Transcribe the lines of each of the following entries exactly, leaving out the pictures.

--- DATASET RECORDS ---

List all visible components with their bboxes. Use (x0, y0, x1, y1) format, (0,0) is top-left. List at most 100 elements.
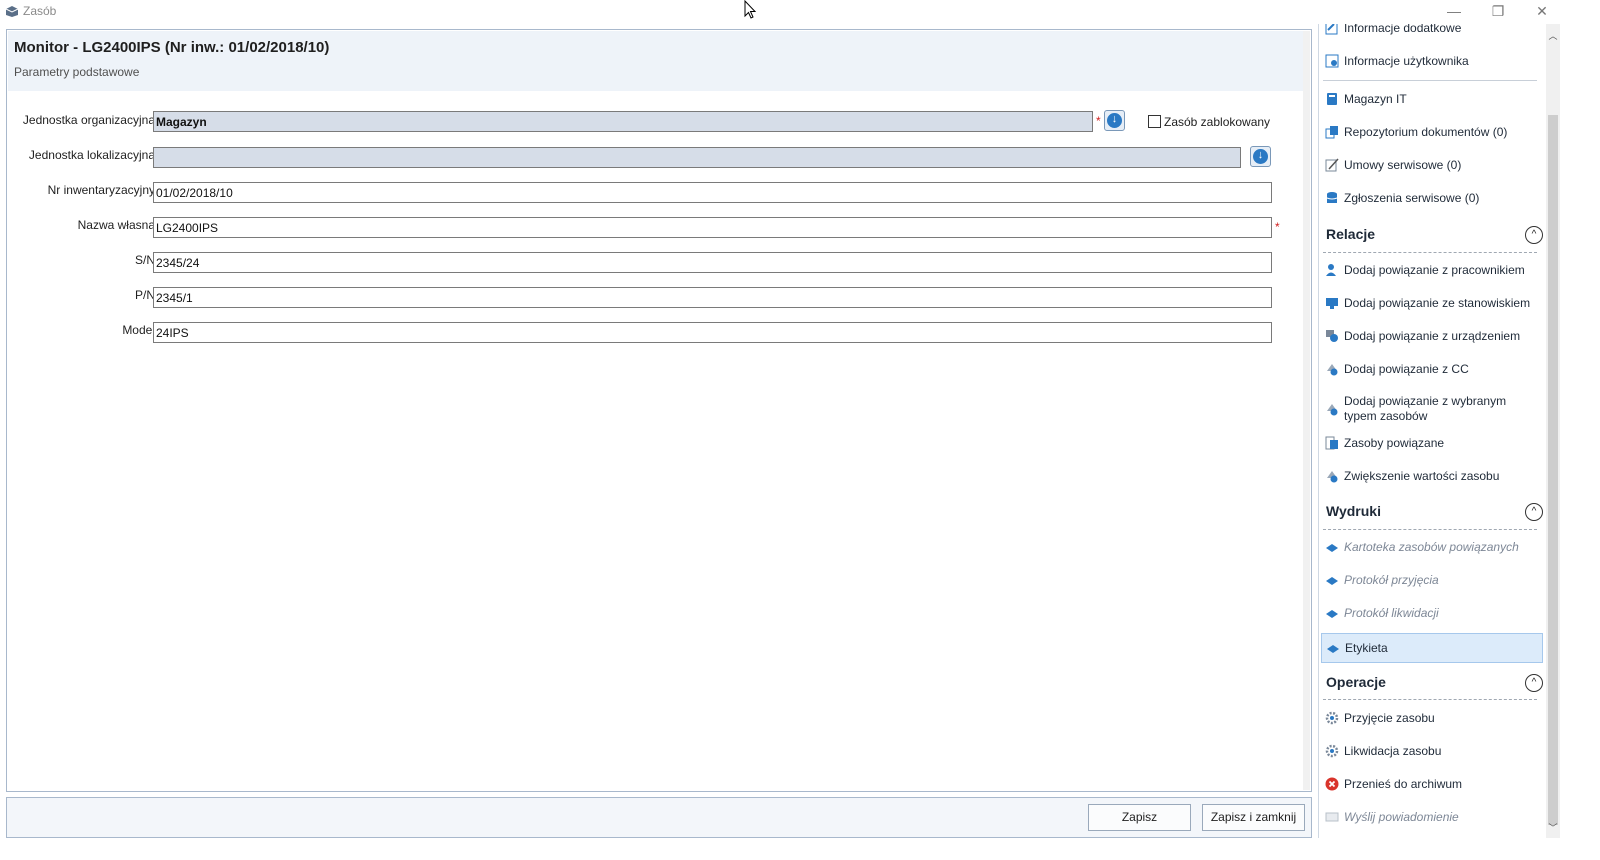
gear-icon (1325, 744, 1339, 758)
model-label: Model (122, 323, 155, 337)
name-label-cell: Nazwa własna (13, 215, 155, 237)
form-subtitle: Parametry podstawowe (14, 65, 140, 79)
scroll-down-icon[interactable]: ﹀ (1546, 821, 1560, 835)
close-button[interactable]: ✕ (1520, 1, 1564, 23)
org-unit-label: Jednostka organizacyjna (22, 113, 155, 127)
inv-no-field[interactable]: 01/02/2018/10 (153, 182, 1272, 203)
mouse-cursor-icon (744, 0, 757, 19)
collapse-icon[interactable]: ^ (1525, 226, 1543, 244)
side-item-label: Dodaj powiązanie z urządzeniem (1344, 329, 1521, 343)
restore-button[interactable]: ❐ (1476, 1, 1520, 23)
side-item-label: Przenieś do archiwum (1344, 777, 1463, 791)
pn-field[interactable]: 2345/1 (153, 287, 1272, 308)
collapse-icon[interactable]: ^ (1525, 503, 1543, 521)
side-panel: Informacje dodatkowe Informacje użytkown… (1318, 24, 1546, 838)
related-resources-icon (1325, 436, 1338, 450)
side-item-info-additional[interactable]: Informacje dodatkowe (1319, 24, 1545, 43)
org-unit-field[interactable]: Magazyn (153, 111, 1093, 132)
side-item-documents[interactable]: Repozytorium dokumentów (0) (1319, 117, 1545, 147)
section-relations-header[interactable]: Relacje ^ (1319, 220, 1545, 250)
link-employee-icon (1326, 264, 1336, 276)
blocked-checkbox[interactable] (1148, 115, 1161, 128)
loc-unit-label: Jednostka lokalizacyjna (28, 148, 155, 162)
side-item-label: Dodaj powiązanie z pracownikiem (1344, 263, 1525, 277)
side-item-label: Zasoby powiązane (1344, 436, 1445, 450)
window-title: Zasób (23, 4, 57, 18)
documents-icon (1325, 126, 1338, 139)
scrollbar-thumb[interactable] (1548, 115, 1558, 825)
edit-doc-icon (1325, 24, 1338, 35)
side-item-link-device[interactable]: Dodaj powiązanie z urządzeniem (1319, 321, 1545, 351)
side-item-contracts[interactable]: Umowy serwisowe (0) (1319, 150, 1545, 180)
side-item-label: Wyślij powiadomienie (1344, 810, 1459, 824)
required-mark: * (1275, 220, 1280, 234)
side-item-print-related-register[interactable]: Kartoteka zasobów powiązanych (1319, 532, 1545, 562)
side-item-send-notification[interactable]: Wyślij powiadomienie (1319, 802, 1545, 832)
service-request-icon (1326, 192, 1338, 203)
save-and-close-button[interactable]: Zapisz i zamknij (1202, 804, 1305, 831)
print-icon (1326, 610, 1338, 618)
side-item-link-workstation[interactable]: Dodaj powiązanie ze stanowiskiem (1319, 288, 1545, 318)
save-button[interactable]: Zapisz (1088, 804, 1191, 831)
section-prints-header[interactable]: Wydruki ^ (1319, 497, 1545, 527)
collapse-icon[interactable]: ^ (1525, 674, 1543, 692)
user-doc-icon (1325, 54, 1339, 68)
section-operations-header[interactable]: Operacje ^ (1319, 668, 1545, 698)
form-title: Monitor - LG2400IPS (Nr inw.: 01/02/2018… (14, 39, 330, 56)
side-item-accept-resource[interactable]: Przyjęcie zasobu (1319, 703, 1545, 733)
loc-unit-field[interactable] (153, 147, 1241, 168)
side-item-warehouse[interactable]: Magazyn IT (1319, 84, 1545, 114)
org-unit-label-cell: Jednostka organizacyjna (13, 110, 155, 132)
window-title-bar: Zasób — ❐ ✕ (0, 0, 1600, 24)
divider (1323, 699, 1537, 700)
side-item-liquidate-resource[interactable]: Likwidacja zasobu (1319, 736, 1545, 766)
notification-icon (1325, 812, 1339, 822)
side-item-move-to-archive[interactable]: Przenieś do archiwum (1319, 769, 1545, 799)
side-item-label: Dodaj powiązanie ze stanowiskiem (1344, 296, 1531, 310)
divider (1323, 252, 1537, 253)
divider (1323, 80, 1537, 81)
section-prints-title: Wydruki (1326, 503, 1381, 519)
contract-icon (1325, 158, 1339, 172)
sn-field[interactable]: 2345/24 (153, 252, 1272, 273)
side-item-print-acceptance[interactable]: Protokół przyjęcia (1319, 565, 1545, 595)
side-panel-scrollbar[interactable]: ︿ ﹀ (1546, 24, 1560, 838)
gear-icon (1325, 711, 1339, 725)
warehouse-icon (1327, 93, 1337, 105)
side-item-label: Kartoteka zasobów powiązanych (1344, 540, 1519, 554)
side-item-link-type[interactable]: Dodaj powiązanie z wybranym typem zasobó… (1319, 387, 1545, 431)
side-item-related-resources[interactable]: Zasoby powiązane (1319, 428, 1545, 458)
form-scroll-track (1303, 31, 1310, 790)
scroll-up-icon[interactable]: ︿ (1546, 29, 1560, 43)
link-device-icon (1326, 330, 1338, 342)
form-header: Monitor - LG2400IPS (Nr inw.: 01/02/2018… (8, 31, 1304, 91)
side-item-label: Magazyn IT (1344, 92, 1407, 106)
minimize-button[interactable]: — (1432, 1, 1476, 23)
side-item-service-requests[interactable]: Zgłoszenia serwisowe (0) (1319, 183, 1545, 213)
side-item-label: Informacje użytkownika (1344, 54, 1469, 68)
org-unit-lookup-button[interactable]: ↓ (1104, 110, 1125, 131)
blocked-checkbox-label: Zasób zablokowany (1164, 115, 1271, 129)
print-icon (1327, 645, 1339, 653)
side-item-label-line2: typem zasobów (1344, 409, 1428, 423)
side-item-print-liquidation[interactable]: Protokół likwidacji (1319, 598, 1545, 628)
loc-unit-lookup-button[interactable]: ↓ (1250, 146, 1271, 167)
side-item-link-cc[interactable]: Dodaj powiązanie z CC (1319, 354, 1545, 384)
link-cc-icon (1327, 364, 1338, 376)
side-item-label: Likwidacja zasobu (1344, 744, 1442, 758)
link-type-icon (1327, 404, 1338, 416)
sn-label-cell: S/N (13, 250, 155, 272)
side-item-increase-value[interactable]: Zwiększenie wartości zasobu (1319, 461, 1545, 491)
side-item-user-info[interactable]: Informacje użytkownika (1319, 46, 1545, 76)
name-label: Nazwa własna (77, 218, 155, 232)
name-field[interactable]: LG2400IPS (153, 217, 1272, 238)
side-item-print-label[interactable]: Etykieta (1321, 633, 1543, 663)
side-item-label: Repozytorium dokumentów (0) (1344, 125, 1508, 139)
model-field[interactable]: 24IPS (153, 322, 1272, 343)
sn-label: S/N (134, 253, 155, 267)
side-item-link-employee[interactable]: Dodaj powiązanie z pracownikiem (1319, 255, 1545, 285)
side-item-label: Zwiększenie wartości zasobu (1344, 469, 1500, 483)
side-item-label: Umowy serwisowe (0) (1344, 158, 1462, 172)
increase-value-icon (1327, 471, 1338, 483)
side-item-label: Etykieta (1345, 641, 1388, 655)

---

▶ **EXERCISE SOLUTION**
List all visible components with their bboxes. Use (x0, y0, x1, y1) format, (0,0) is top-left. List at most 100 elements.
gear-icon (1325, 744, 1339, 758)
model-label: Model (122, 323, 155, 337)
name-label-cell: Nazwa własna (13, 215, 155, 237)
form-subtitle: Parametry podstawowe (14, 65, 140, 79)
scroll-down-icon[interactable]: ﹀ (1546, 821, 1560, 835)
close-button[interactable]: ✕ (1520, 1, 1564, 23)
org-unit-label: Jednostka organizacyjna (22, 113, 155, 127)
inv-no-field[interactable]: 01/02/2018/10 (153, 182, 1272, 203)
mouse-cursor-icon (744, 0, 757, 19)
collapse-icon[interactable]: ^ (1525, 226, 1543, 244)
side-item-label: Dodaj powiązanie z urządzeniem (1344, 329, 1521, 343)
restore-button[interactable]: ❐ (1476, 1, 1520, 23)
side-item-label: Przenieś do archiwum (1344, 777, 1463, 791)
pn-field[interactable]: 2345/1 (153, 287, 1272, 308)
collapse-icon[interactable]: ^ (1525, 503, 1543, 521)
side-panel: Informacje dodatkowe Informacje użytkown… (1318, 24, 1546, 838)
related-resources-icon (1325, 436, 1338, 450)
side-item-info-additional[interactable]: Informacje dodatkowe (1319, 24, 1545, 43)
org-unit-field[interactable]: Magazyn (153, 111, 1093, 132)
side-item-documents[interactable]: Repozytorium dokumentów (0) (1319, 117, 1545, 147)
section-relations-header[interactable]: Relacje ^ (1319, 220, 1545, 250)
link-employee-icon (1326, 264, 1336, 276)
blocked-checkbox[interactable] (1148, 115, 1161, 128)
loc-unit-label: Jednostka lokalizacyjna (28, 148, 155, 162)
side-item-label: Dodaj powiązanie z pracownikiem (1344, 263, 1525, 277)
side-item-label: Zasoby powiązane (1344, 436, 1445, 450)
window-title: Zasób (23, 4, 57, 18)
documents-icon (1325, 126, 1338, 139)
scrollbar-thumb[interactable] (1548, 115, 1558, 825)
edit-doc-icon (1325, 24, 1338, 35)
side-item-link-device[interactable]: Dodaj powiązanie z urządzeniem (1319, 321, 1545, 351)
side-item-contracts[interactable]: Umowy serwisowe (0) (1319, 150, 1545, 180)
side-item-label: Wyślij powiadomienie (1344, 810, 1459, 824)
required-mark: * (1275, 220, 1280, 234)
side-item-print-related-register[interactable]: Kartoteka zasobów powiązanych (1319, 532, 1545, 562)
side-item-send-notification[interactable]: Wyślij powiadomienie (1319, 802, 1545, 832)
service-request-icon (1326, 192, 1338, 203)
save-and-close-button[interactable]: Zapisz i zamknij (1202, 804, 1305, 831)
print-icon (1326, 610, 1338, 618)
side-item-link-workstation[interactable]: Dodaj powiązanie ze stanowiskiem (1319, 288, 1545, 318)
save-button[interactable]: Zapisz (1088, 804, 1191, 831)
section-prints-header[interactable]: Wydruki ^ (1319, 497, 1545, 527)
collapse-icon[interactable]: ^ (1525, 674, 1543, 692)
user-doc-icon (1325, 54, 1339, 68)
section-operations-header[interactable]: Operacje ^ (1319, 668, 1545, 698)
form-title: Monitor - LG2400IPS (Nr inw.: 01/02/2018… (14, 39, 330, 56)
side-item-accept-resource[interactable]: Przyjęcie zasobu (1319, 703, 1545, 733)
loc-unit-field[interactable] (153, 147, 1241, 168)
side-item-warehouse[interactable]: Magazyn IT (1319, 84, 1545, 114)
org-unit-label-cell: Jednostka organizacyjna (13, 110, 155, 132)
window-title-bar: Zasób — ❐ ✕ (0, 0, 1600, 24)
divider (1323, 699, 1537, 700)
side-item-liquidate-resource[interactable]: Likwidacja zasobu (1319, 736, 1545, 766)
notification-icon (1325, 812, 1339, 822)
side-item-move-to-archive[interactable]: Przenieś do archiwum (1319, 769, 1545, 799)
side-item-label: Dodaj powiązanie ze stanowiskiem (1344, 296, 1531, 310)
divider (1323, 252, 1537, 253)
divider (1323, 80, 1537, 81)
section-prints-title: Wydruki (1326, 503, 1381, 519)
contract-icon (1325, 158, 1339, 172)
sn-field[interactable]: 2345/24 (153, 252, 1272, 273)
side-item-print-acceptance[interactable]: Protokół przyjęcia (1319, 565, 1545, 595)
side-panel-scrollbar[interactable]: ︿ ﹀ (1546, 24, 1560, 838)
gear-icon (1325, 711, 1339, 725)
warehouse-icon (1327, 93, 1337, 105)
side-item-label: Kartoteka zasobów powiązanych (1344, 540, 1519, 554)
side-item-link-type[interactable]: Dodaj powiązanie z wybranym typem zasobó… (1319, 387, 1545, 431)
side-item-related-resources[interactable]: Zasoby powiązane (1319, 428, 1545, 458)
form-scroll-track (1303, 31, 1310, 790)
scroll-up-icon[interactable]: ︿ (1546, 29, 1560, 43)
link-device-icon (1326, 330, 1338, 342)
form-header: Monitor - LG2400IPS (Nr inw.: 01/02/2018… (8, 31, 1304, 91)
side-item-label: Magazyn IT (1344, 92, 1407, 106)
minimize-button[interactable]: — (1432, 1, 1476, 23)
side-item-service-requests[interactable]: Zgłoszenia serwisowe (0) (1319, 183, 1545, 213)
side-item-label: Informacje użytkownika (1344, 54, 1469, 68)
org-unit-lookup-button[interactable]: ↓ (1104, 110, 1125, 131)
blocked-checkbox-label: Zasób zablokowany (1164, 115, 1271, 129)
print-icon (1327, 645, 1339, 653)
side-item-label-line2: typem zasobów (1344, 409, 1428, 423)
side-item-print-liquidation[interactable]: Protokół likwidacji (1319, 598, 1545, 628)
loc-unit-lookup-button[interactable]: ↓ (1250, 146, 1271, 167)
side-item-link-cc[interactable]: Dodaj powiązanie z CC (1319, 354, 1545, 384)
link-cc-icon (1327, 364, 1338, 376)
side-item-label: Likwidacja zasobu (1344, 744, 1442, 758)
link-type-icon (1327, 404, 1338, 416)
sn-label-cell: S/N (13, 250, 155, 272)
side-item-increase-value[interactable]: Zwiększenie wartości zasobu (1319, 461, 1545, 491)
side-item-user-info[interactable]: Informacje użytkownika (1319, 46, 1545, 76)
name-label: Nazwa własna (77, 218, 155, 232)
name-field[interactable]: LG2400IPS (153, 217, 1272, 238)
side-item-print-label[interactable]: Etykieta (1321, 633, 1543, 663)
side-item-label: Repozytorium dokumentów (0) (1344, 125, 1508, 139)
model-field[interactable]: 24IPS (153, 322, 1272, 343)
sn-label: S/N (134, 253, 155, 267)
side-item-link-employee[interactable]: Dodaj powiązanie z pracownikiem (1319, 255, 1545, 285)
side-item-label: Zwiększenie wartości zasobu (1344, 469, 1500, 483)
side-item-label: Umowy serwisowe (0) (1344, 158, 1462, 172)
increase-value-icon (1327, 471, 1338, 483)
side-item-label: Etykieta (1345, 641, 1388, 655)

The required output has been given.